__RAW DATA__.
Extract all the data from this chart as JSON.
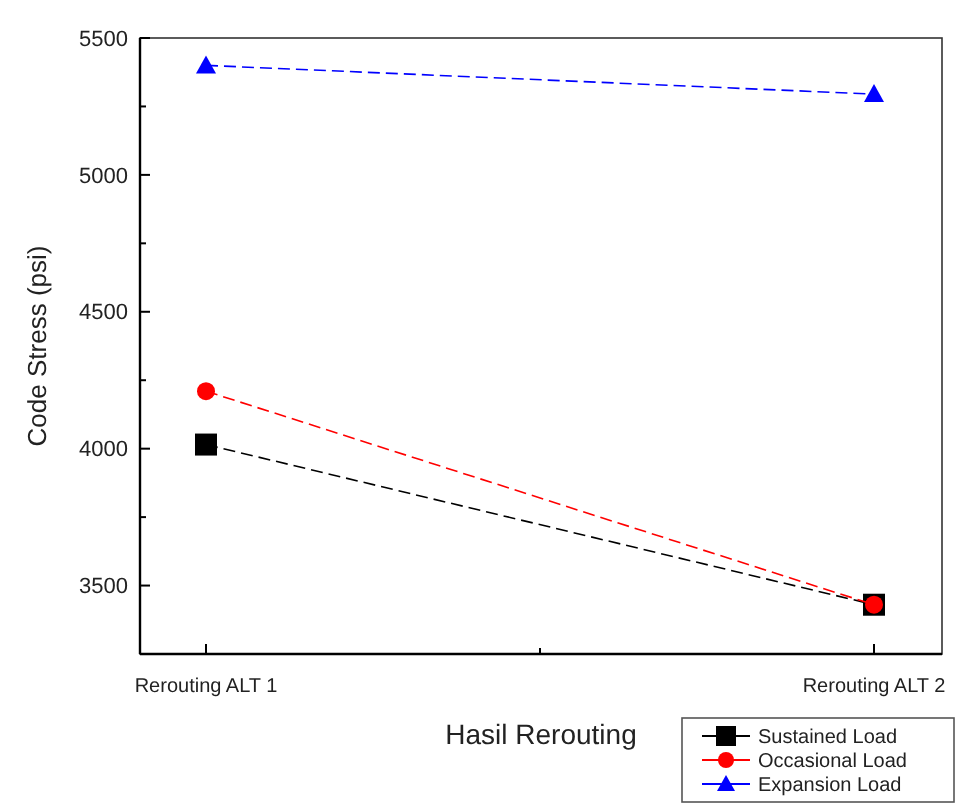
{
  "chart_data": {
    "type": "line",
    "xlabel": "Hasil Rerouting",
    "ylabel": "Code Stress (psi)",
    "categories": [
      "Rerouting ALT 1",
      "Rerouting ALT 2"
    ],
    "series": [
      {
        "name": "Sustained Load",
        "color": "#000000",
        "marker": "square",
        "values": [
          4015,
          3430
        ]
      },
      {
        "name": "Occasional Load",
        "color": "#ff0000",
        "marker": "circle",
        "values": [
          4210,
          3430
        ]
      },
      {
        "name": "Expansion Load",
        "color": "#0000ff",
        "marker": "triangle",
        "values": [
          5400,
          5295
        ]
      }
    ],
    "ylim": [
      3250,
      5500
    ],
    "yticks": [
      3500,
      {
        "value": 3750,
        "label": null
      },
      4000,
      {
        "value": 4250,
        "label": null
      },
      4500,
      {
        "value": 4750,
        "label": null
      },
      5000,
      {
        "value": 5250,
        "label": null
      },
      5500
    ],
    "line_style": "dashed",
    "legend": "bottom right",
    "grid": false
  }
}
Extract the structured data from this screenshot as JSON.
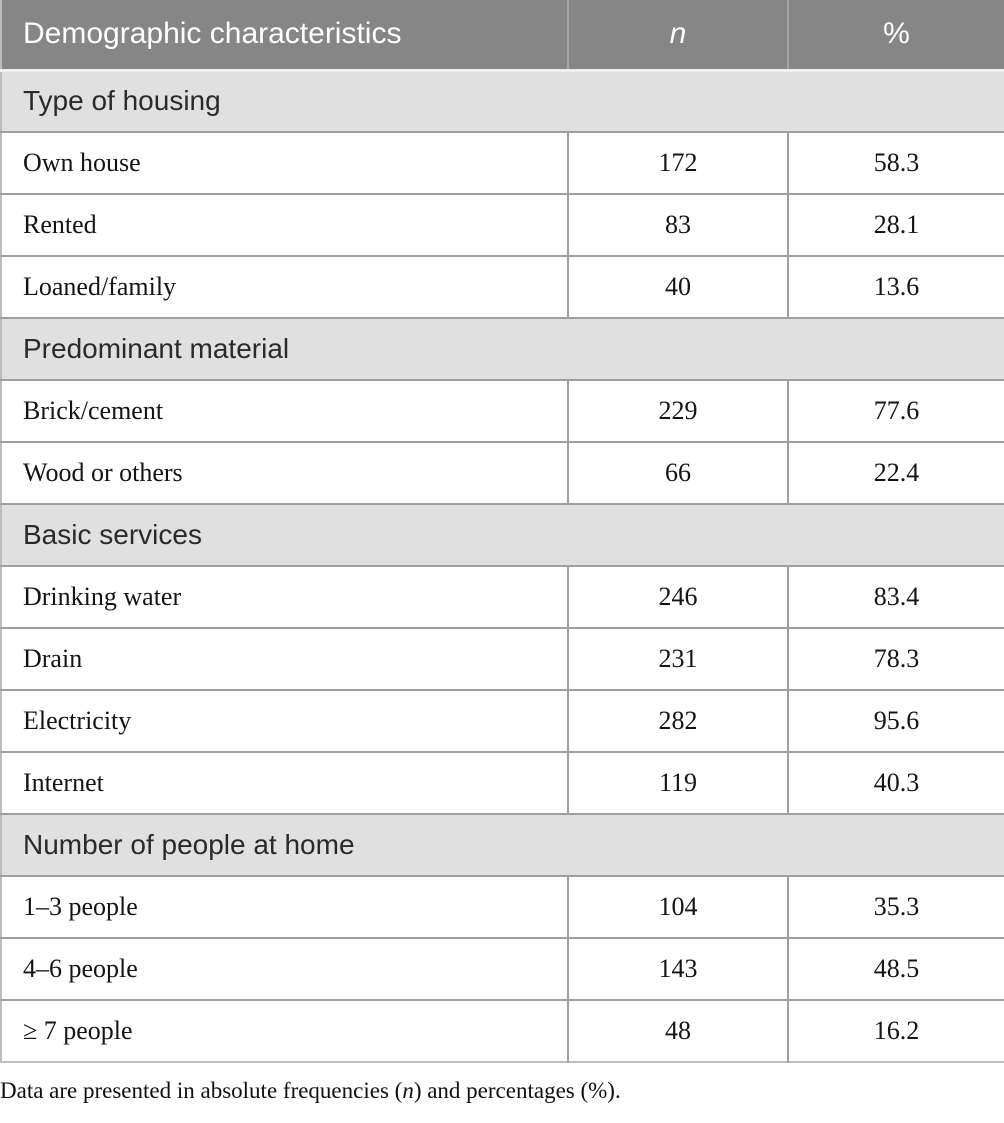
{
  "table": {
    "header": {
      "characteristic": "Demographic characteristics",
      "n": "n",
      "percent": "%"
    },
    "sections": [
      {
        "title": "Type of housing",
        "rows": [
          {
            "label": "Own house",
            "n": "172",
            "percent": "58.3"
          },
          {
            "label": "Rented",
            "n": "83",
            "percent": "28.1"
          },
          {
            "label": "Loaned/family",
            "n": "40",
            "percent": "13.6"
          }
        ]
      },
      {
        "title": "Predominant material",
        "rows": [
          {
            "label": "Brick/cement",
            "n": "229",
            "percent": "77.6"
          },
          {
            "label": "Wood or others",
            "n": "66",
            "percent": "22.4"
          }
        ]
      },
      {
        "title": "Basic services",
        "rows": [
          {
            "label": "Drinking water",
            "n": "246",
            "percent": "83.4"
          },
          {
            "label": "Drain",
            "n": "231",
            "percent": "78.3"
          },
          {
            "label": "Electricity",
            "n": "282",
            "percent": "95.6"
          },
          {
            "label": "Internet",
            "n": "119",
            "percent": "40.3"
          }
        ]
      },
      {
        "title": "Number of people at home",
        "rows": [
          {
            "label": "1–3 people",
            "n": "104",
            "percent": "35.3"
          },
          {
            "label": "4–6 people",
            "n": "143",
            "percent": "48.5"
          },
          {
            "label": "≥ 7 people",
            "n": "48",
            "percent": "16.2"
          }
        ]
      }
    ]
  },
  "footnote": {
    "part1": "Data are presented in absolute frequencies (",
    "n_symbol": "n",
    "part2": ") and percentages (%)."
  },
  "colors": {
    "header_bg": "#868686",
    "section_bg": "#e0e0e0",
    "row_border": "#9f9f9f",
    "header_text": "#ffffff",
    "section_text": "#2a2a2a",
    "body_text": "#141414"
  }
}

__WHAT YOU WILL DO__. In the material above, find each line that contains the word "marker", and select it.

__TASK SOLUTION__.
        "marker": "square",
        "marker": "circle",
        "marker": "triangle",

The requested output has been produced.